> **STATED EXERCISE**:
In this exercise, return the whole listing exactly, excluding any images.

> **DATA**:
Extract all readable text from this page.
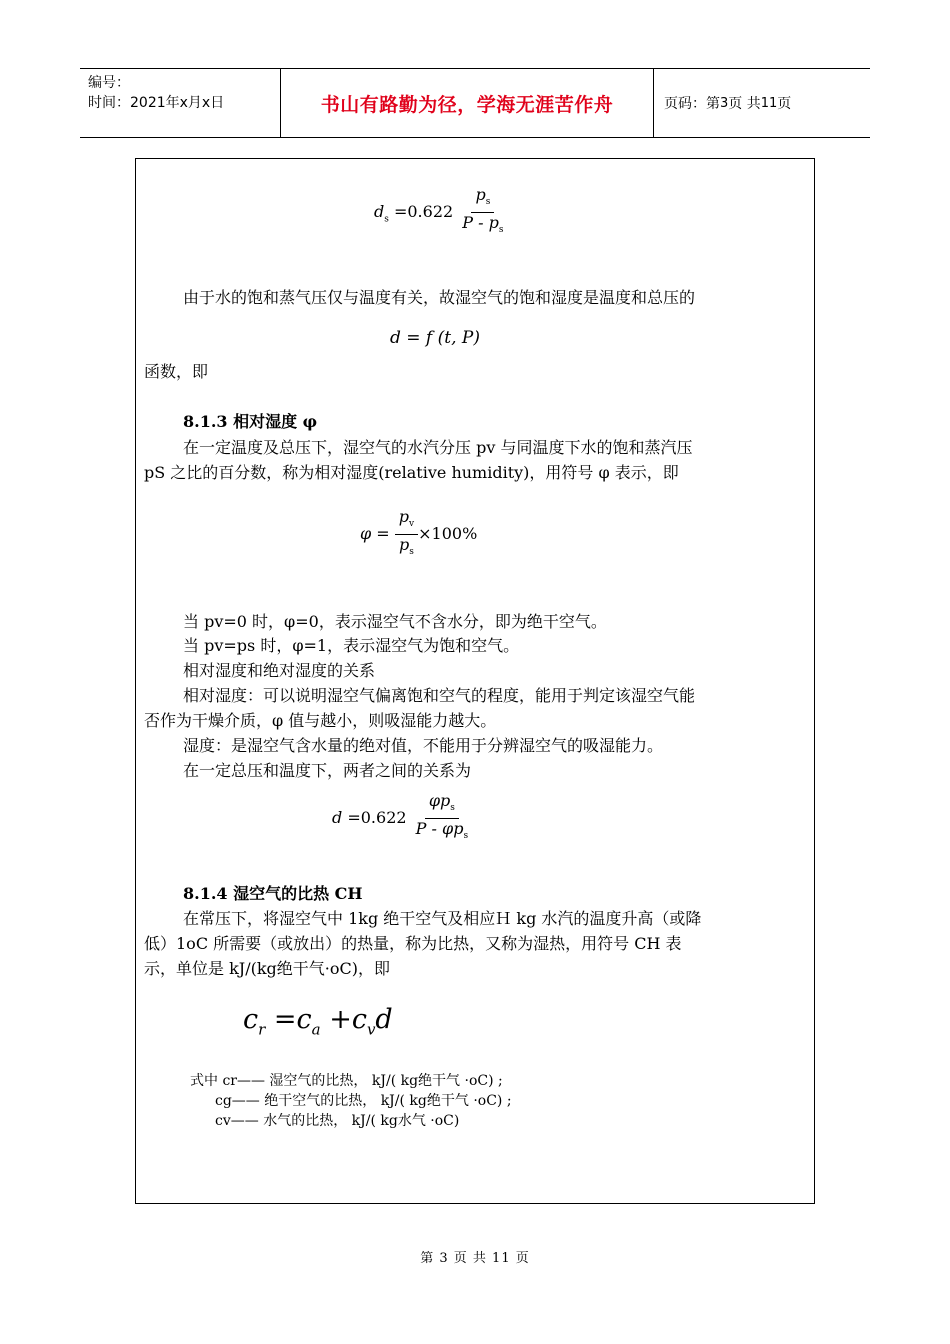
编号：
时间：2021年x月x日	书山有路勤为径，学海无涯苦作舟	页码：第 3 页 共 11 页
$d_s =0.622 \frac{p_s}{P - p_s}$
由于水的饱和蒸气压仅与温度有关，故湿空气的饱和湿度是温度和总压的
d = f (t, P)
函数，即
8.1.3 相对湿度 φ
在一定温度及总压下，湿空气的水汽分压 pv 与同温度下水的饱和蒸汽压
pS 之比的百分数，称为相对湿度(relative humidity)，用符号 φ 表示，即
$\varphi = \frac{p_v}{p_s} \times 100\%$
当 pv=0 时，φ=0，表示湿空气不含水分，即为绝干空气。
当 pv=ps 时，φ=1，表示湿空气为饱和空气。
相对湿度和绝对湿度的关系
相对湿度：可以说明湿空气偏离饱和空气的程度，能用于判定该湿空气能
否作为干燥介质，φ 值与越小，则吸湿能力越大。
湿度：是湿空气含水量的绝对值，不能用于分辨湿空气的吸湿能力。
在一定总压和温度下，两者之间的关系为
$d =0.622 \frac{\varphi p_s}{P - \varphi p_s}$
8.1.4 湿空气的比热 CH
在常压下，将湿空气中 1kg 绝干空气及相应Ｈ kg 水汽的温度升高（或降
低）1oC 所需要（或放出）的热量，称为比热，又称为湿热，用符号 CH 表
示，单位是 kJ/(kg绝干气·oC)，即
$c_r =c_a +c_vd$
式中 cr—— 湿空气的比热， kJ/( kg绝干气 ·oC) ;
cg—— 绝干空气的比热， kJ/( kg绝干气 ·oC) ;
cv—— 水气的比热， kJ/( kg水气 ·oC)
第 3 页 共 11 页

> **ANSWER TO THIS PROBLEM**:
Extract all readable text from this page.
编号：
时间：2021年x月x日	书山有路勤为径，学海无涯苦作舟	页码：第 3 页 共 11 页
$d_s =0.622 \frac{p_s}{P - p_s}$
由于水的饱和蒸气压仅与温度有关，故湿空气的饱和湿度是温度和总压的
d = f (t, P)
函数，即
8.1.3 相对湿度 φ
在一定温度及总压下，湿空气的水汽分压 pv 与同温度下水的饱和蒸汽压
pS 之比的百分数，称为相对湿度(relative humidity)，用符号 φ 表示，即
$\varphi = \frac{p_v}{p_s} \times 100\%$
当 pv=0 时，φ=0，表示湿空气不含水分，即为绝干空气。
当 pv=ps 时，φ=1，表示湿空气为饱和空气。
相对湿度和绝对湿度的关系
相对湿度：可以说明湿空气偏离饱和空气的程度，能用于判定该湿空气能
否作为干燥介质，φ 值与越小，则吸湿能力越大。
湿度：是湿空气含水量的绝对值，不能用于分辨湿空气的吸湿能力。
在一定总压和温度下，两者之间的关系为
$d =0.622 \frac{\varphi p_s}{P - \varphi p_s}$
8.1.4 湿空气的比热 CH
在常压下，将湿空气中 1kg 绝干空气及相应Ｈ kg 水汽的温度升高（或降
低）1oC 所需要（或放出）的热量，称为比热，又称为湿热，用符号 CH 表
示，单位是 kJ/(kg绝干气·oC)，即
$c_r =c_a +c_vd$
式中 cr—— 湿空气的比热， kJ/( kg绝干气 ·oC) ;
cg—— 绝干空气的比热， kJ/( kg绝干气 ·oC) ;
cv—— 水气的比热， kJ/( kg水气 ·oC)
第 3 页 共 11 页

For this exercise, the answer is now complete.